| Aim |
Determine which lines of the records include the word "JSON", and copy them.

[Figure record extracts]
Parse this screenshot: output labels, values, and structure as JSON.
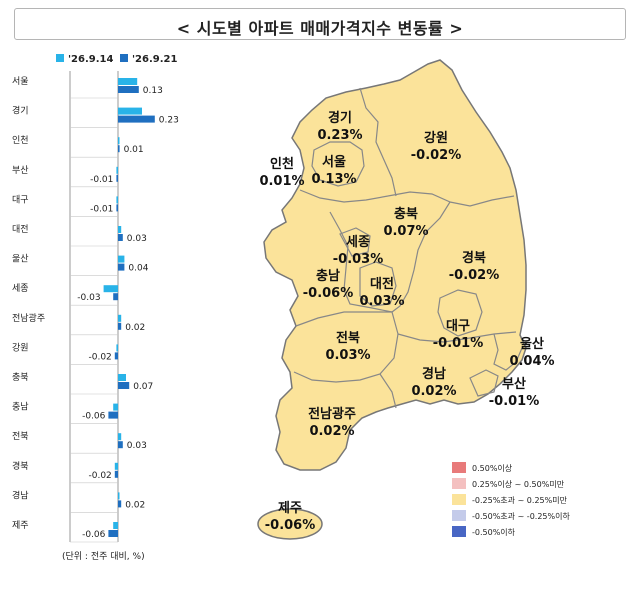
{
  "title": "< 시도별 아파트 매매가격지수 변동률 >",
  "colors": {
    "prev": "#29b3e8",
    "curr": "#1f6fc0",
    "map_fill": "#fbe39a",
    "map_stroke": "#777777",
    "legend": [
      "#e87a7a",
      "#f4c0c0",
      "#fbe39a",
      "#c4cbea",
      "#4866c4"
    ]
  },
  "chart_data": {
    "type": "bar",
    "orientation": "horizontal",
    "categories": [
      "서울",
      "경기",
      "인천",
      "부산",
      "대구",
      "대전",
      "울산",
      "세종",
      "전남광주",
      "강원",
      "충북",
      "충남",
      "전북",
      "경북",
      "경남",
      "제주"
    ],
    "series": [
      {
        "name": "'26.9.14",
        "values": [
          0.12,
          0.15,
          0.0,
          -0.01,
          -0.01,
          0.02,
          0.04,
          -0.09,
          0.02,
          -0.01,
          0.05,
          -0.03,
          0.02,
          -0.02,
          0.0,
          -0.03
        ]
      },
      {
        "name": "'26.9.21",
        "values": [
          0.13,
          0.23,
          0.01,
          -0.01,
          -0.01,
          0.03,
          0.04,
          -0.03,
          0.02,
          -0.02,
          0.07,
          -0.06,
          0.03,
          -0.02,
          0.02,
          -0.06
        ]
      }
    ],
    "data_labels": [
      "0.13",
      "0.23",
      "0.01",
      "-0.01",
      "-0.01",
      "0.03",
      "0.04",
      "-0.03",
      "0.02",
      "-0.02",
      "0.07",
      "-0.06",
      "0.03",
      "-0.02",
      "0.02",
      "-0.06"
    ],
    "unit_note": "(단위 : 전주 대비, %)"
  },
  "map": {
    "regions": [
      {
        "name": "경기",
        "value": "0.23%"
      },
      {
        "name": "강원",
        "value": "-0.02%"
      },
      {
        "name": "인천",
        "value": "0.01%"
      },
      {
        "name": "서울",
        "value": "0.13%"
      },
      {
        "name": "충북",
        "value": "0.07%"
      },
      {
        "name": "세종",
        "value": "-0.03%"
      },
      {
        "name": "충남",
        "value": "-0.06%"
      },
      {
        "name": "대전",
        "value": "0.03%"
      },
      {
        "name": "경북",
        "value": "-0.02%"
      },
      {
        "name": "대구",
        "value": "-0.01%"
      },
      {
        "name": "전북",
        "value": "0.03%"
      },
      {
        "name": "울산",
        "value": "0.04%"
      },
      {
        "name": "경남",
        "value": "0.02%"
      },
      {
        "name": "부산",
        "value": "-0.01%"
      },
      {
        "name": "전남광주",
        "value": "0.02%"
      },
      {
        "name": "제주",
        "value": "-0.06%"
      }
    ],
    "legend": [
      "0.50%이상",
      "0.25%이상 ~ 0.50%미만",
      "-0.25%초과 ~ 0.25%미만",
      "-0.50%초과 ~ -0.25%이하",
      "-0.50%이하"
    ]
  }
}
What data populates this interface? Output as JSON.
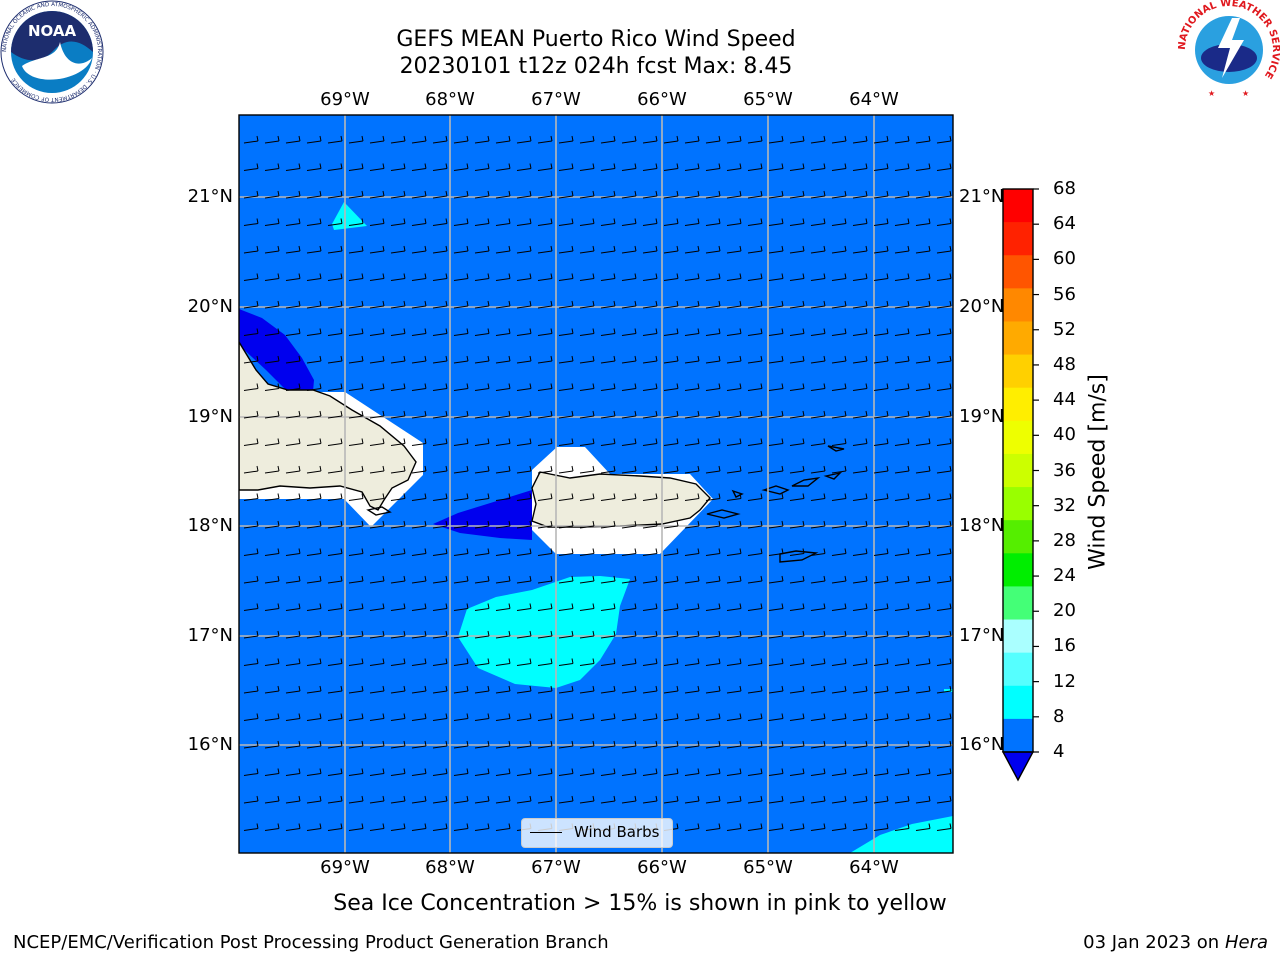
{
  "title": {
    "line1": "GEFS MEAN Puerto Rico Wind Speed",
    "line2": "20230101 t12z 024h fcst   Max: 8.45"
  },
  "map": {
    "lon_labels": [
      "69°W",
      "68°W",
      "67°W",
      "66°W",
      "65°W",
      "64°W"
    ],
    "lat_labels": [
      "21°N",
      "20°N",
      "19°N",
      "18°N",
      "17°N",
      "16°N"
    ],
    "ocean_color": "#0073ff",
    "land_color": "#eeeddd"
  },
  "legend": {
    "label": "Wind Barbs"
  },
  "colorbar": {
    "label": "Wind Speed [m/s]",
    "ticks": [
      "68",
      "64",
      "60",
      "56",
      "52",
      "48",
      "44",
      "40",
      "36",
      "32",
      "28",
      "24",
      "20",
      "16",
      "12",
      "8",
      "4"
    ],
    "colors": [
      "#ff0000",
      "#ff2200",
      "#ff5500",
      "#ff8800",
      "#ffaa00",
      "#ffd000",
      "#ffee00",
      "#eeff00",
      "#ccff00",
      "#99ff00",
      "#55ee00",
      "#00ee00",
      "#44ff77",
      "#aaffff",
      "#55ffff",
      "#00ffff",
      "#0073ff"
    ],
    "under_color": "#0000ee"
  },
  "note": "Sea Ice Concentration > 15% is shown in pink to yellow",
  "footer": {
    "left": "NCEP/EMC/Verification Post Processing Product Generation Branch",
    "date": "03 Jan 2023 on ",
    "machine": "Hera"
  },
  "logos": {
    "noaa": "NOAA",
    "noaa_ring": "NATIONAL OCEANIC AND ATMOSPHERIC ADMINISTRATION · U.S. DEPARTMENT OF COMMERCE",
    "nws_ring": "NATIONAL WEATHER SERVICE"
  }
}
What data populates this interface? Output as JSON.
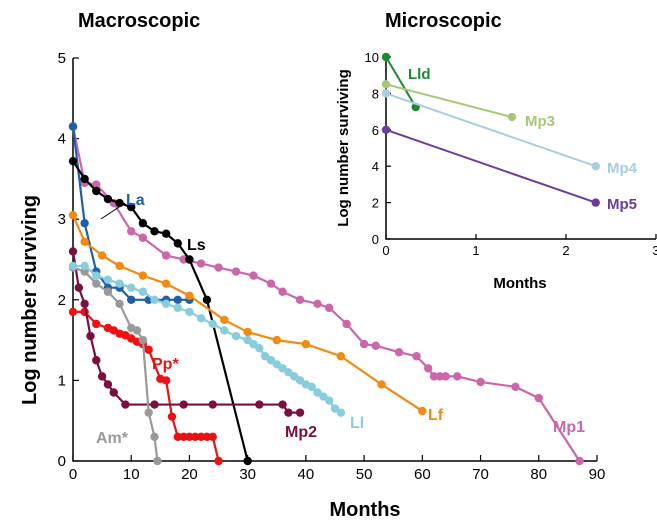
{
  "chart_data": [
    {
      "type": "line",
      "title": "Macroscopic",
      "xlabel": "Months",
      "ylabel": "Log number surviving",
      "xlim": [
        0,
        90
      ],
      "ylim": [
        0,
        5
      ],
      "xticks": [
        0,
        10,
        20,
        30,
        40,
        50,
        60,
        70,
        80,
        90
      ],
      "yticks": [
        0,
        1,
        2,
        3,
        4,
        5
      ],
      "series": [
        {
          "name": "Mp1",
          "color": "#cc66aa",
          "points": [
            [
              0,
              4.15
            ],
            [
              2,
              3.45
            ],
            [
              4,
              3.43
            ],
            [
              7,
              3.2
            ],
            [
              10,
              2.85
            ],
            [
              12,
              2.77
            ],
            [
              16,
              2.55
            ],
            [
              19,
              2.5
            ],
            [
              22,
              2.45
            ],
            [
              25,
              2.4
            ],
            [
              28,
              2.35
            ],
            [
              31,
              2.3
            ],
            [
              34,
              2.2
            ],
            [
              36,
              2.1
            ],
            [
              39,
              2.0
            ],
            [
              42,
              1.95
            ],
            [
              44,
              1.9
            ],
            [
              47,
              1.7
            ],
            [
              50,
              1.45
            ],
            [
              52,
              1.43
            ],
            [
              56,
              1.35
            ],
            [
              59,
              1.3
            ],
            [
              61,
              1.15
            ],
            [
              62,
              1.05
            ],
            [
              63,
              1.05
            ],
            [
              64,
              1.05
            ],
            [
              66,
              1.05
            ],
            [
              70,
              0.98
            ],
            [
              76,
              0.92
            ],
            [
              80,
              0.78
            ],
            [
              87,
              0.0
            ]
          ]
        },
        {
          "name": "La",
          "color": "#1f5fa8",
          "points": [
            [
              0,
              4.15
            ],
            [
              2,
              2.95
            ],
            [
              4,
              2.35
            ],
            [
              6,
              2.15
            ],
            [
              8,
              2.15
            ],
            [
              10,
              2.0
            ],
            [
              13,
              2.0
            ],
            [
              16,
              2.0
            ],
            [
              18,
              2.0
            ],
            [
              20,
              2.0
            ]
          ]
        },
        {
          "name": "Ls",
          "color": "#000000",
          "points": [
            [
              0,
              3.72
            ],
            [
              2,
              3.5
            ],
            [
              4,
              3.35
            ],
            [
              6,
              3.25
            ],
            [
              8,
              3.2
            ],
            [
              10,
              3.15
            ],
            [
              12,
              2.95
            ],
            [
              14,
              2.85
            ],
            [
              16,
              2.82
            ],
            [
              18,
              2.7
            ],
            [
              20,
              2.5
            ],
            [
              23,
              2.0
            ],
            [
              30,
              0.0
            ]
          ]
        },
        {
          "name": "Pp*",
          "color": "#ee1111",
          "points": [
            [
              0,
              1.85
            ],
            [
              2,
              1.85
            ],
            [
              4,
              1.7
            ],
            [
              6,
              1.65
            ],
            [
              7,
              1.62
            ],
            [
              8,
              1.58
            ],
            [
              9,
              1.56
            ],
            [
              10,
              1.52
            ],
            [
              11,
              1.48
            ],
            [
              12,
              1.45
            ],
            [
              13,
              1.38
            ],
            [
              15,
              1.02
            ],
            [
              16,
              1.0
            ],
            [
              17,
              0.55
            ],
            [
              18,
              0.3
            ],
            [
              19,
              0.3
            ],
            [
              20,
              0.3
            ],
            [
              21,
              0.3
            ],
            [
              22,
              0.3
            ],
            [
              23,
              0.3
            ],
            [
              24,
              0.3
            ],
            [
              25,
              0.0
            ]
          ]
        },
        {
          "name": "Mp2",
          "color": "#7a1040",
          "points": [
            [
              0,
              2.6
            ],
            [
              1,
              2.15
            ],
            [
              2,
              1.95
            ],
            [
              3,
              1.55
            ],
            [
              4,
              1.25
            ],
            [
              5,
              1.05
            ],
            [
              6,
              0.95
            ],
            [
              7,
              0.85
            ],
            [
              9,
              0.7
            ],
            [
              14,
              0.7
            ],
            [
              19,
              0.7
            ],
            [
              24,
              0.7
            ],
            [
              32,
              0.7
            ],
            [
              36,
              0.7
            ],
            [
              37,
              0.6
            ],
            [
              39,
              0.6
            ]
          ]
        },
        {
          "name": "Am*",
          "color": "#999999",
          "points": [
            [
              0,
              2.4
            ],
            [
              2,
              2.35
            ],
            [
              4,
              2.2
            ],
            [
              6,
              2.1
            ],
            [
              8,
              1.95
            ],
            [
              10,
              1.65
            ],
            [
              11,
              1.62
            ],
            [
              12,
              1.5
            ],
            [
              13,
              0.6
            ],
            [
              14,
              0.3
            ],
            [
              14.5,
              0.0
            ]
          ]
        },
        {
          "name": "Ll",
          "color": "#88ccdd",
          "points": [
            [
              0,
              2.42
            ],
            [
              2,
              2.42
            ],
            [
              4,
              2.3
            ],
            [
              6,
              2.25
            ],
            [
              8,
              2.2
            ],
            [
              10,
              2.15
            ],
            [
              12,
              2.1
            ],
            [
              14,
              2.0
            ],
            [
              16,
              1.95
            ],
            [
              18,
              1.9
            ],
            [
              20,
              1.85
            ],
            [
              22,
              1.77
            ],
            [
              24,
              1.7
            ],
            [
              26,
              1.62
            ],
            [
              28,
              1.55
            ],
            [
              30,
              1.5
            ],
            [
              31,
              1.45
            ],
            [
              32,
              1.4
            ],
            [
              33,
              1.3
            ],
            [
              34,
              1.25
            ],
            [
              35,
              1.2
            ],
            [
              36,
              1.15
            ],
            [
              37,
              1.1
            ],
            [
              38,
              1.05
            ],
            [
              39,
              1.0
            ],
            [
              40,
              0.95
            ],
            [
              41,
              0.92
            ],
            [
              42,
              0.85
            ],
            [
              43,
              0.8
            ],
            [
              44,
              0.75
            ],
            [
              45,
              0.65
            ],
            [
              46,
              0.6
            ]
          ]
        },
        {
          "name": "Lf",
          "color": "#f08a10",
          "points": [
            [
              0,
              3.05
            ],
            [
              2,
              2.72
            ],
            [
              5,
              2.55
            ],
            [
              8,
              2.42
            ],
            [
              12,
              2.3
            ],
            [
              16,
              2.2
            ],
            [
              20,
              2.05
            ],
            [
              26,
              1.75
            ],
            [
              30,
              1.6
            ],
            [
              35,
              1.5
            ],
            [
              40,
              1.45
            ],
            [
              46,
              1.3
            ],
            [
              53,
              0.95
            ],
            [
              60,
              0.62
            ]
          ]
        }
      ],
      "labels": [
        {
          "text": "La",
          "color": "#1f5fa8"
        },
        {
          "text": "Ls",
          "color": "#000000"
        },
        {
          "text": "Pp*",
          "color": "#ee1111"
        },
        {
          "text": "Am*",
          "color": "#999999"
        },
        {
          "text": "Mp2",
          "color": "#7a1040"
        },
        {
          "text": "Ll",
          "color": "#88ccdd"
        },
        {
          "text": "Lf",
          "color": "#f08a10"
        },
        {
          "text": "Mp1",
          "color": "#cc66aa"
        }
      ]
    },
    {
      "type": "line",
      "title": "Microscopic",
      "xlabel": "Months",
      "ylabel": "Log number surviving",
      "xlim": [
        0,
        3
      ],
      "ylim": [
        0,
        10
      ],
      "xticks": [
        0,
        1,
        2,
        3
      ],
      "yticks": [
        0,
        2,
        4,
        6,
        8,
        10
      ],
      "series": [
        {
          "name": "Lld",
          "color": "#1a8a30",
          "points": [
            [
              0,
              10.0
            ],
            [
              0.33,
              7.25
            ]
          ]
        },
        {
          "name": "Mp3",
          "color": "#a8c878",
          "points": [
            [
              0,
              8.5
            ],
            [
              1.4,
              6.7
            ]
          ]
        },
        {
          "name": "Mp4",
          "color": "#a8cce0",
          "points": [
            [
              0,
              8.0
            ],
            [
              2.33,
              4.0
            ]
          ]
        },
        {
          "name": "Mp5",
          "color": "#6a3d9a",
          "points": [
            [
              0,
              6.0
            ],
            [
              2.33,
              2.0
            ]
          ]
        }
      ],
      "labels": [
        {
          "text": "Lld",
          "color": "#1a8a30"
        },
        {
          "text": "Mp3",
          "color": "#a8c878"
        },
        {
          "text": "Mp4",
          "color": "#a8cce0"
        },
        {
          "text": "Mp5",
          "color": "#6a3d9a"
        }
      ]
    }
  ]
}
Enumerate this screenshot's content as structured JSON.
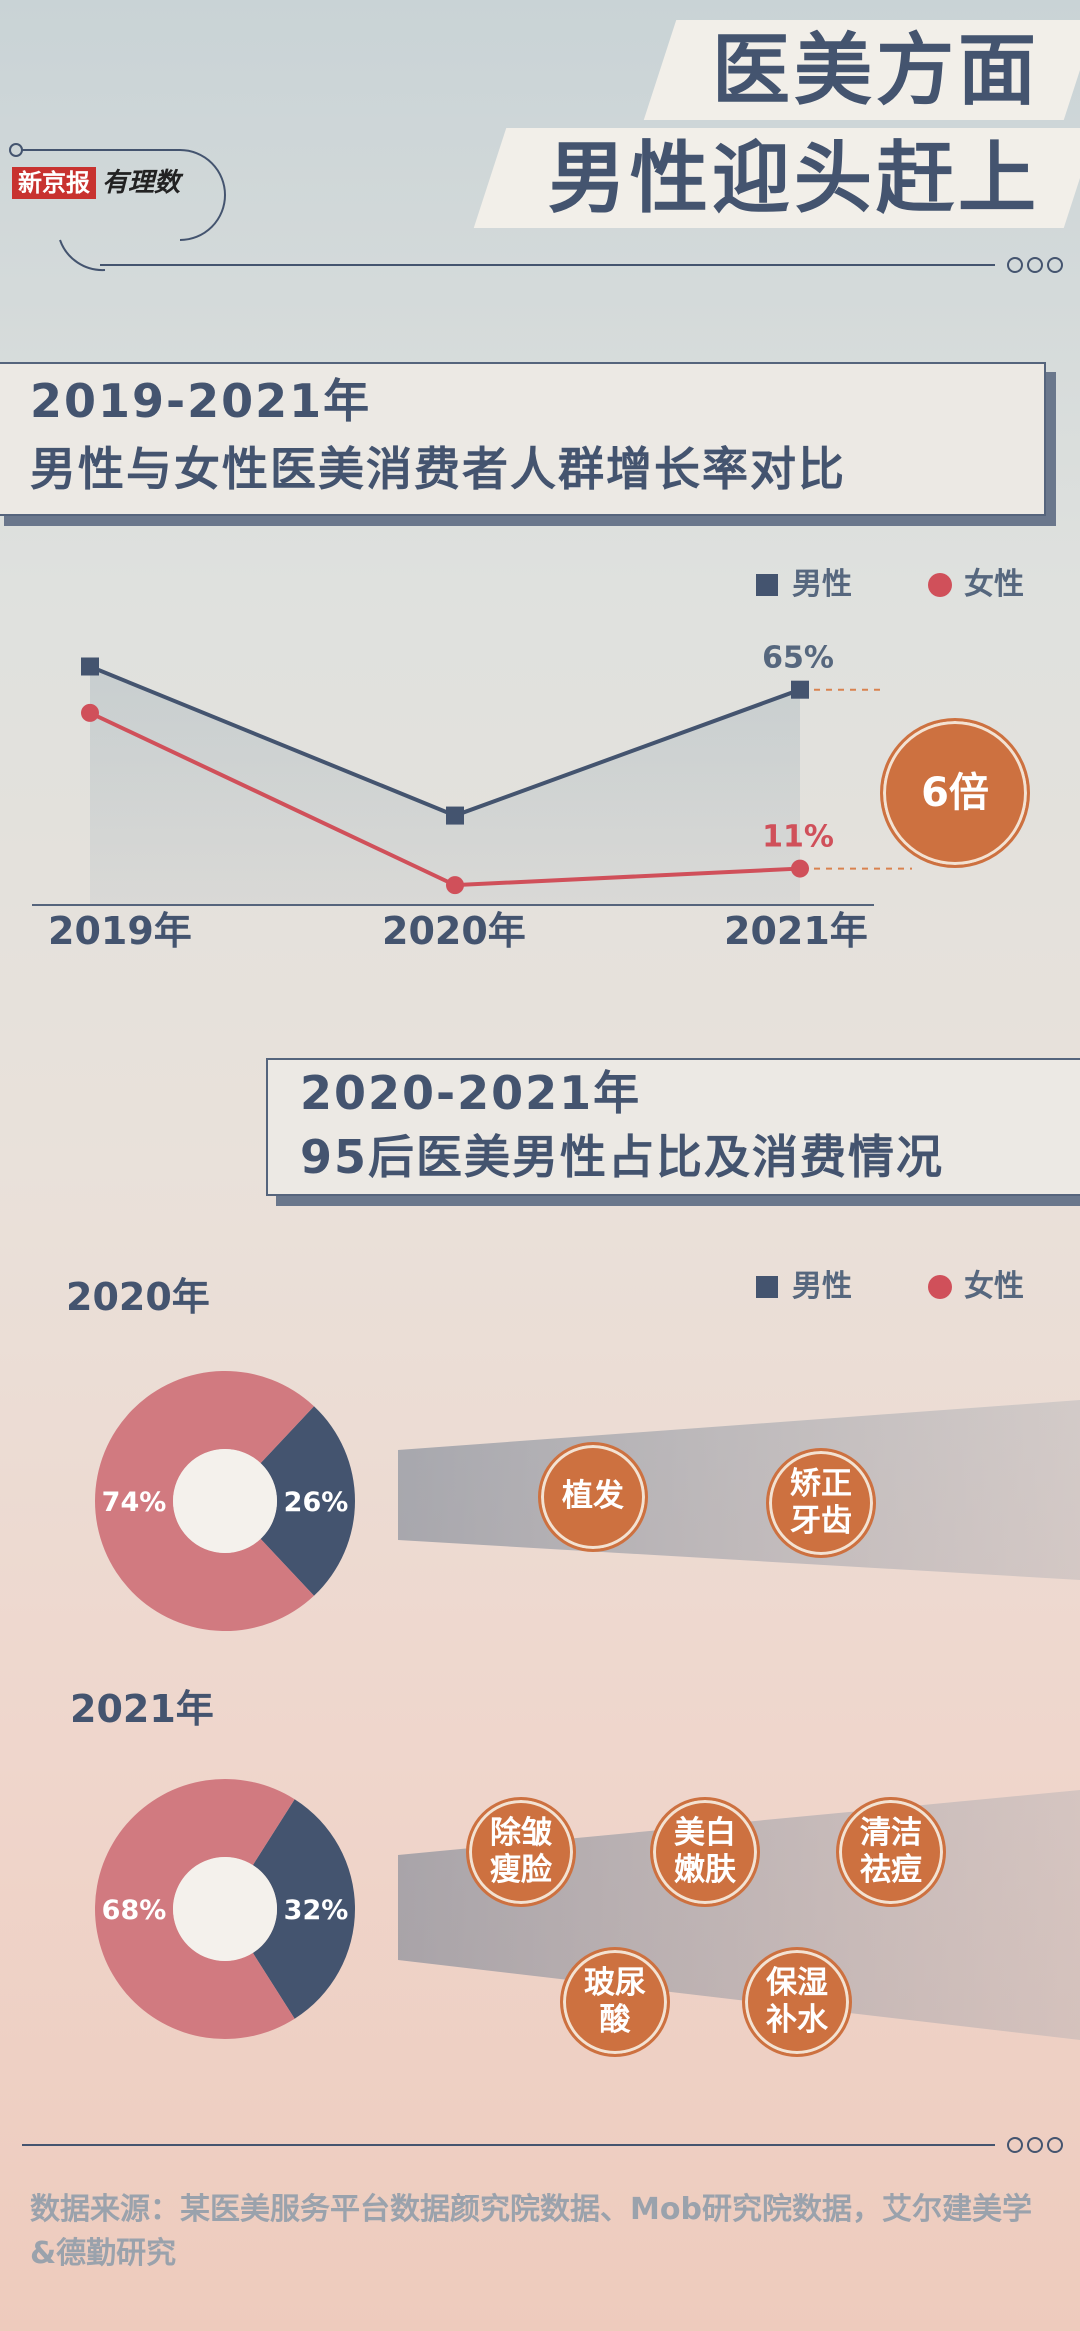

| Finished task |
Parse this screenshot: output labels, values, and structure as JSON.
What data populates this interface? Output as JSON.
What data populates this interface? Output as JSON.
Enumerate this screenshot's content as structured JSON.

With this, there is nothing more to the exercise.